• **WORK TO COMPLETE**
Copy each line that has the string "products" somewhere in it.

(Items from a dataset)
*****

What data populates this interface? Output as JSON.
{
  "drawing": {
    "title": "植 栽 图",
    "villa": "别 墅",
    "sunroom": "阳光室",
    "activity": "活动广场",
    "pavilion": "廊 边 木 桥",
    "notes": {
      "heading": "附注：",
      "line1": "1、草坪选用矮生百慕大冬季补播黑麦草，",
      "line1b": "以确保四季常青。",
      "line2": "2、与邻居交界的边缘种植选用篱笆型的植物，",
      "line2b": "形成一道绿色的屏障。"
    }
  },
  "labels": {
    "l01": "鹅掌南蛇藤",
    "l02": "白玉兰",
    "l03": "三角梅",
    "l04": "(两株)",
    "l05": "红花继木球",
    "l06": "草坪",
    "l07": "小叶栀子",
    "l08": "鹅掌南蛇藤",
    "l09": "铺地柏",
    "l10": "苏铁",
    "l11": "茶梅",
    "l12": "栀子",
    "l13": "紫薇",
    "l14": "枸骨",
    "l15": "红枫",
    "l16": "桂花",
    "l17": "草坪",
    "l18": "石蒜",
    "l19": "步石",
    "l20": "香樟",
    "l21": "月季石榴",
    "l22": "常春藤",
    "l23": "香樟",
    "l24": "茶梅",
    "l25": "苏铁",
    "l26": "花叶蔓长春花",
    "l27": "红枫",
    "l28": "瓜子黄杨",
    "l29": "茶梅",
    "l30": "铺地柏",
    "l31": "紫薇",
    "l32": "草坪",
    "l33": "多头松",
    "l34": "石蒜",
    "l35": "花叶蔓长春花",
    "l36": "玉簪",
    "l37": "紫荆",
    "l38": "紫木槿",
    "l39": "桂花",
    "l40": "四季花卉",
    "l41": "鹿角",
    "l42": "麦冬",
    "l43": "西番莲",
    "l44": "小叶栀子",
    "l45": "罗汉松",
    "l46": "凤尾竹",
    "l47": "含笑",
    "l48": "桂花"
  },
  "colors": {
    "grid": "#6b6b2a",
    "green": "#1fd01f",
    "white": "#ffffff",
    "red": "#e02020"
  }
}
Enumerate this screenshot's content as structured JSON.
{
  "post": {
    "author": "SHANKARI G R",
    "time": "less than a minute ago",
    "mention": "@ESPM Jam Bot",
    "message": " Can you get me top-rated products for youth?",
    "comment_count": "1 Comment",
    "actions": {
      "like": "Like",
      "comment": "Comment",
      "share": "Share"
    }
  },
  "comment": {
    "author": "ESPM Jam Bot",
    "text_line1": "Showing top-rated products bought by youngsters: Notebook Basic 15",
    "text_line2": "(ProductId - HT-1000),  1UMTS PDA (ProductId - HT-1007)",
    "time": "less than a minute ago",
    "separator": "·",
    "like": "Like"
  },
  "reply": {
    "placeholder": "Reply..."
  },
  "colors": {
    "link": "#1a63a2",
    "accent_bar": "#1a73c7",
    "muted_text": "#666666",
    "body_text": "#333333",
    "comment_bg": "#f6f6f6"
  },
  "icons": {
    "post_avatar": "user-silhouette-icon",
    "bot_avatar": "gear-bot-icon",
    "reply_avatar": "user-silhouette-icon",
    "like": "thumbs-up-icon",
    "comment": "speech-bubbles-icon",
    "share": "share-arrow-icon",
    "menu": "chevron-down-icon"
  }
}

*****

• **RESULT OF THIS EXERCISE**
    "message": " Can you get me top-rated products for youth?",
    "text_line1": "Showing top-rated products bought by youngsters: Notebook Basic 15",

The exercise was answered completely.